◆ Task material
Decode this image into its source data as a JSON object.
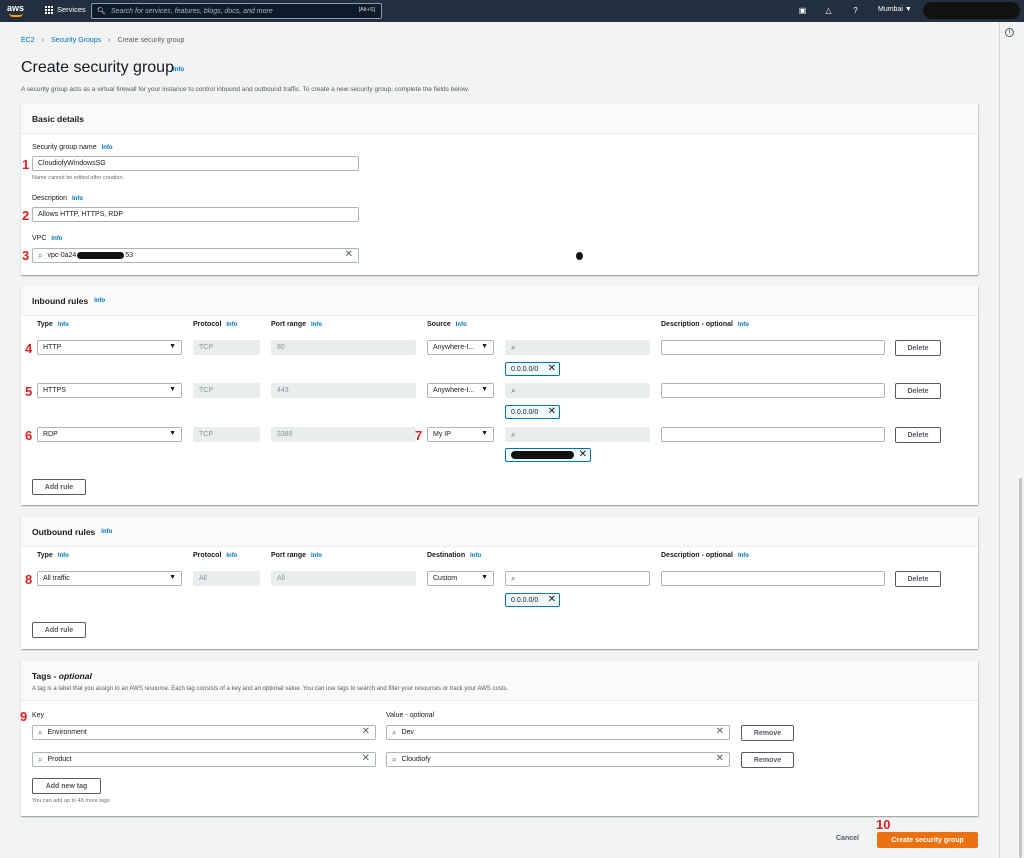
{
  "nav": {
    "logo": "aws",
    "services_label": "Services",
    "search_placeholder": "Search for services, features, blogs, docs, and more",
    "search_shortcut": "[Alt+S]",
    "region": "Mumbai ▼"
  },
  "breadcrumb": {
    "root": "EC2",
    "parent": "Security Groups",
    "current": "Create security group"
  },
  "page": {
    "title": "Create security group",
    "info": "Info",
    "description": "A security group acts as a virtual firewall for your instance to control inbound and outbound traffic. To create a new security group, complete the fields below."
  },
  "basic": {
    "heading": "Basic details",
    "info": "Info",
    "name_label": "Security group name",
    "name_value": "CloudiofyWindowsSG",
    "name_hint": "Name cannot be edited after creation.",
    "desc_label": "Description",
    "desc_value": "Allows HTTP, HTTPS, RDP",
    "vpc_label": "VPC",
    "vpc_prefix": "vpc-0a24",
    "vpc_suffix": "53"
  },
  "inbound": {
    "heading": "Inbound rules",
    "info": "Info",
    "col_type": "Type",
    "col_protocol": "Protocol",
    "col_port": "Port range",
    "col_source": "Source",
    "col_desc": "Description - optional",
    "rules": [
      {
        "type": "HTTP",
        "protocol": "TCP",
        "port": "80",
        "source": "Anywhere-I...",
        "cidr": "0.0.0.0/0"
      },
      {
        "type": "HTTPS",
        "protocol": "TCP",
        "port": "443",
        "source": "Anywhere-I...",
        "cidr": "0.0.0.0/0"
      },
      {
        "type": "RDP",
        "protocol": "TCP",
        "port": "3389",
        "source": "My IP",
        "cidr": ""
      }
    ],
    "delete_label": "Delete",
    "add_rule": "Add rule"
  },
  "outbound": {
    "heading": "Outbound rules",
    "info": "Info",
    "col_type": "Type",
    "col_protocol": "Protocol",
    "col_port": "Port range",
    "col_dest": "Destination",
    "col_desc": "Description - optional",
    "rules": [
      {
        "type": "All traffic",
        "protocol": "All",
        "port": "All",
        "dest": "Custom",
        "cidr": "0.0.0.0/0"
      }
    ],
    "delete_label": "Delete",
    "add_rule": "Add rule"
  },
  "tags": {
    "heading": "Tags - ",
    "heading_opt": "optional",
    "description": "A tag is a label that you assign to an AWS resource. Each tag consists of a key and an optional value. You can use tags to search and filter your resources or track your AWS costs.",
    "key_label": "Key",
    "value_label": "Value - ",
    "value_opt": "optional",
    "items": [
      {
        "key": "Environment",
        "value": "Dev"
      },
      {
        "key": "Product",
        "value": "Cloudiofy"
      }
    ],
    "remove_label": "Remove",
    "add_tag": "Add new tag",
    "limit_hint": "You can add up to 48 more tags"
  },
  "footer": {
    "cancel": "Cancel",
    "create": "Create security group"
  },
  "annotations": [
    "1",
    "2",
    "3",
    "4",
    "5",
    "6",
    "7",
    "8",
    "9",
    "10"
  ]
}
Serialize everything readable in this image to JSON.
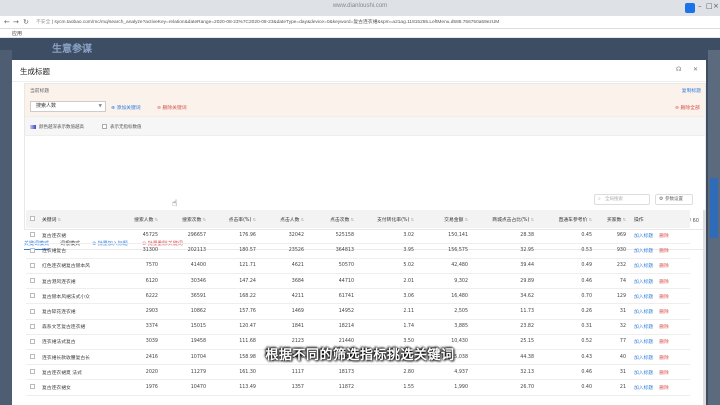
{
  "browser": {
    "watermark": "www.dianloushi.com",
    "secure_label": "不安全",
    "url": "sycm.taobao.com/mc/mq/search_analyze?activeKey=relation&dateRange=2020-08-23%7C2020-08-23&dateType=day&device=0&keyword=复古连衣裙&spm=a21ag.11815255.LeftMenu.d588.756750a59ezUM",
    "bookmark": "应用"
  },
  "background": {
    "title": "生意参谋"
  },
  "modal": {
    "title": "生成标题",
    "chosen_label": "当前标题",
    "chosen_right_link": "复制标题",
    "select_value": "搜索人数",
    "add_button": "添加关键词",
    "delete_button": "删除关键词",
    "clear_button": "删除全部",
    "legend_heat": "颜色越深表示数值越高",
    "legend_none": "表示无指标数值",
    "counter": "0 / 60"
  },
  "tabs": {
    "keyword_mode": "关键词模式",
    "phrase_mode": "词根模式",
    "batch_add": "批量加入标题",
    "batch_delete": "批量删除关键词"
  },
  "search": {
    "placeholder": "全局搜索"
  },
  "param_button": "参数设置",
  "table": {
    "columns": [
      "关键词",
      "搜索人数",
      "搜索次数",
      "点击率(%)",
      "点击人数",
      "点击次数",
      "支付转化率(%)",
      "交易金额",
      "商城点击占比(%)",
      "直通车参考价",
      "买家数",
      "操作"
    ],
    "rows": [
      [
        "复古连衣裙",
        "45725",
        "296657",
        "176.96",
        "32042",
        "525158",
        "3.02",
        "150,141",
        "28.38",
        "0.45",
        "969"
      ],
      [
        "连衣裙复古",
        "31300",
        "202113",
        "180.57",
        "23526",
        "364813",
        "3.95",
        "156,575",
        "32.95",
        "0.53",
        "930"
      ],
      [
        "红色连衣裙复古赫本风",
        "7570",
        "41400",
        "121.71",
        "4621",
        "50570",
        "5.02",
        "42,480",
        "39.44",
        "0.49",
        "232"
      ],
      [
        "复古港风连衣裙",
        "6120",
        "30346",
        "147.24",
        "3684",
        "44710",
        "2.01",
        "9,302",
        "29.89",
        "0.46",
        "74"
      ],
      [
        "复古赫本风裙法式小众",
        "6222",
        "36591",
        "168.22",
        "4211",
        "61741",
        "3.06",
        "16,480",
        "34.62",
        "0.70",
        "129"
      ],
      [
        "复古碎花连衣裙",
        "2903",
        "10862",
        "157.76",
        "1469",
        "14952",
        "2.11",
        "2,505",
        "11.73",
        "0.26",
        "31"
      ],
      [
        "森系文艺复古连衣裙",
        "3374",
        "15015",
        "120.47",
        "1841",
        "18214",
        "1.74",
        "3,885",
        "23.82",
        "0.31",
        "32"
      ],
      [
        "连衣裙法式复古",
        "3039",
        "19458",
        "111.68",
        "2123",
        "21440",
        "3.50",
        "10,430",
        "25.15",
        "0.52",
        "77"
      ],
      [
        "连衣裙长款收腰复古长",
        "2416",
        "10704",
        "158.98",
        "1426",
        "13208",
        "2.94",
        "5,038",
        "44.38",
        "0.43",
        "40"
      ],
      [
        "复古连衣裙夏 法式",
        "2020",
        "11279",
        "161.30",
        "1117",
        "18173",
        "2.80",
        "4,937",
        "32.13",
        "0.46",
        "31"
      ],
      [
        "复古连衣裙女",
        "1976",
        "10470",
        "113.49",
        "1357",
        "11872",
        "1.55",
        "1,990",
        "26.70",
        "0.40",
        "21"
      ]
    ],
    "add_label": "加入标题",
    "delete_label": "删除"
  },
  "subtitle": "根据不同的筛选指标挑选关键词"
}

◆ Given exercise
The entries above are to be returned exactly, without their pictures.

◆ Reply to the exercise
Decode this image into its source data as a JSON object.
{
  "nav": {
    "logo": "aws",
    "services_label": "Services",
    "search_placeholder": "Search for services, features, blogs, docs, and more",
    "search_shortcut": "[Alt+S]",
    "region": "Mumbai ▼"
  },
  "breadcrumb": {
    "root": "EC2",
    "parent": "Security Groups",
    "current": "Create security group"
  },
  "page": {
    "title": "Create security group",
    "info": "Info",
    "description": "A security group acts as a virtual firewall for your instance to control inbound and outbound traffic. To create a new security group, complete the fields below."
  },
  "basic": {
    "heading": "Basic details",
    "info": "Info",
    "name_label": "Security group name",
    "name_value": "CloudiofyWindowsSG",
    "name_hint": "Name cannot be edited after creation.",
    "desc_label": "Description",
    "desc_value": "Allows HTTP, HTTPS, RDP",
    "vpc_label": "VPC",
    "vpc_prefix": "vpc-0a24",
    "vpc_suffix": "53"
  },
  "inbound": {
    "heading": "Inbound rules",
    "info": "Info",
    "col_type": "Type",
    "col_protocol": "Protocol",
    "col_port": "Port range",
    "col_source": "Source",
    "col_desc": "Description - optional",
    "rules": [
      {
        "type": "HTTP",
        "protocol": "TCP",
        "port": "80",
        "source": "Anywhere-I...",
        "cidr": "0.0.0.0/0"
      },
      {
        "type": "HTTPS",
        "protocol": "TCP",
        "port": "443",
        "source": "Anywhere-I...",
        "cidr": "0.0.0.0/0"
      },
      {
        "type": "RDP",
        "protocol": "TCP",
        "port": "3389",
        "source": "My IP",
        "cidr": ""
      }
    ],
    "delete_label": "Delete",
    "add_rule": "Add rule"
  },
  "outbound": {
    "heading": "Outbound rules",
    "info": "Info",
    "col_type": "Type",
    "col_protocol": "Protocol",
    "col_port": "Port range",
    "col_dest": "Destination",
    "col_desc": "Description - optional",
    "rules": [
      {
        "type": "All traffic",
        "protocol": "All",
        "port": "All",
        "dest": "Custom",
        "cidr": "0.0.0.0/0"
      }
    ],
    "delete_label": "Delete",
    "add_rule": "Add rule"
  },
  "tags": {
    "heading": "Tags - ",
    "heading_opt": "optional",
    "description": "A tag is a label that you assign to an AWS resource. Each tag consists of a key and an optional value. You can use tags to search and filter your resources or track your AWS costs.",
    "key_label": "Key",
    "value_label": "Value - ",
    "value_opt": "optional",
    "items": [
      {
        "key": "Environment",
        "value": "Dev"
      },
      {
        "key": "Product",
        "value": "Cloudiofy"
      }
    ],
    "remove_label": "Remove",
    "add_tag": "Add new tag",
    "limit_hint": "You can add up to 48 more tags"
  },
  "footer": {
    "cancel": "Cancel",
    "create": "Create security group"
  },
  "annotations": [
    "1",
    "2",
    "3",
    "4",
    "5",
    "6",
    "7",
    "8",
    "9",
    "10"
  ]
}
Serialize everything readable in this image to JSON.
{
  "browser": {
    "watermark": "www.dianloushi.com",
    "secure_label": "不安全",
    "url": "sycm.taobao.com/mc/mq/search_analyze?activeKey=relation&dateRange=2020-08-23%7C2020-08-23&dateType=day&device=0&keyword=复古连衣裙&spm=a21ag.11815255.LeftMenu.d588.756750a59ezUM",
    "bookmark": "应用"
  },
  "background": {
    "title": "生意参谋"
  },
  "modal": {
    "title": "生成标题",
    "chosen_label": "当前标题",
    "chosen_right_link": "复制标题",
    "select_value": "搜索人数",
    "add_button": "添加关键词",
    "delete_button": "删除关键词",
    "clear_button": "删除全部",
    "legend_heat": "颜色越深表示数值越高",
    "legend_none": "表示无指标数值",
    "counter": "0 / 60"
  },
  "tabs": {
    "keyword_mode": "关键词模式",
    "phrase_mode": "词根模式",
    "batch_add": "批量加入标题",
    "batch_delete": "批量删除关键词"
  },
  "search": {
    "placeholder": "全局搜索"
  },
  "param_button": "参数设置",
  "table": {
    "columns": [
      "关键词",
      "搜索人数",
      "搜索次数",
      "点击率(%)",
      "点击人数",
      "点击次数",
      "支付转化率(%)",
      "交易金额",
      "商城点击占比(%)",
      "直通车参考价",
      "买家数",
      "操作"
    ],
    "rows": [
      [
        "复古连衣裙",
        "45725",
        "296657",
        "176.96",
        "32042",
        "525158",
        "3.02",
        "150,141",
        "28.38",
        "0.45",
        "969"
      ],
      [
        "连衣裙复古",
        "31300",
        "202113",
        "180.57",
        "23526",
        "364813",
        "3.95",
        "156,575",
        "32.95",
        "0.53",
        "930"
      ],
      [
        "红色连衣裙复古赫本风",
        "7570",
        "41400",
        "121.71",
        "4621",
        "50570",
        "5.02",
        "42,480",
        "39.44",
        "0.49",
        "232"
      ],
      [
        "复古港风连衣裙",
        "6120",
        "30346",
        "147.24",
        "3684",
        "44710",
        "2.01",
        "9,302",
        "29.89",
        "0.46",
        "74"
      ],
      [
        "复古赫本风裙法式小众",
        "6222",
        "36591",
        "168.22",
        "4211",
        "61741",
        "3.06",
        "16,480",
        "34.62",
        "0.70",
        "129"
      ],
      [
        "复古碎花连衣裙",
        "2903",
        "10862",
        "157.76",
        "1469",
        "14952",
        "2.11",
        "2,505",
        "11.73",
        "0.26",
        "31"
      ],
      [
        "森系文艺复古连衣裙",
        "3374",
        "15015",
        "120.47",
        "1841",
        "18214",
        "1.74",
        "3,885",
        "23.82",
        "0.31",
        "32"
      ],
      [
        "连衣裙法式复古",
        "3039",
        "19458",
        "111.68",
        "2123",
        "21440",
        "3.50",
        "10,430",
        "25.15",
        "0.52",
        "77"
      ],
      [
        "连衣裙长款收腰复古长",
        "2416",
        "10704",
        "158.98",
        "1426",
        "13208",
        "2.94",
        "5,038",
        "44.38",
        "0.43",
        "40"
      ],
      [
        "复古连衣裙夏 法式",
        "2020",
        "11279",
        "161.30",
        "1117",
        "18173",
        "2.80",
        "4,937",
        "32.13",
        "0.46",
        "31"
      ],
      [
        "复古连衣裙女",
        "1976",
        "10470",
        "113.49",
        "1357",
        "11872",
        "1.55",
        "1,990",
        "26.70",
        "0.40",
        "21"
      ]
    ],
    "add_label": "加入标题",
    "delete_label": "删除"
  },
  "subtitle": "根据不同的筛选指标挑选关键词"
}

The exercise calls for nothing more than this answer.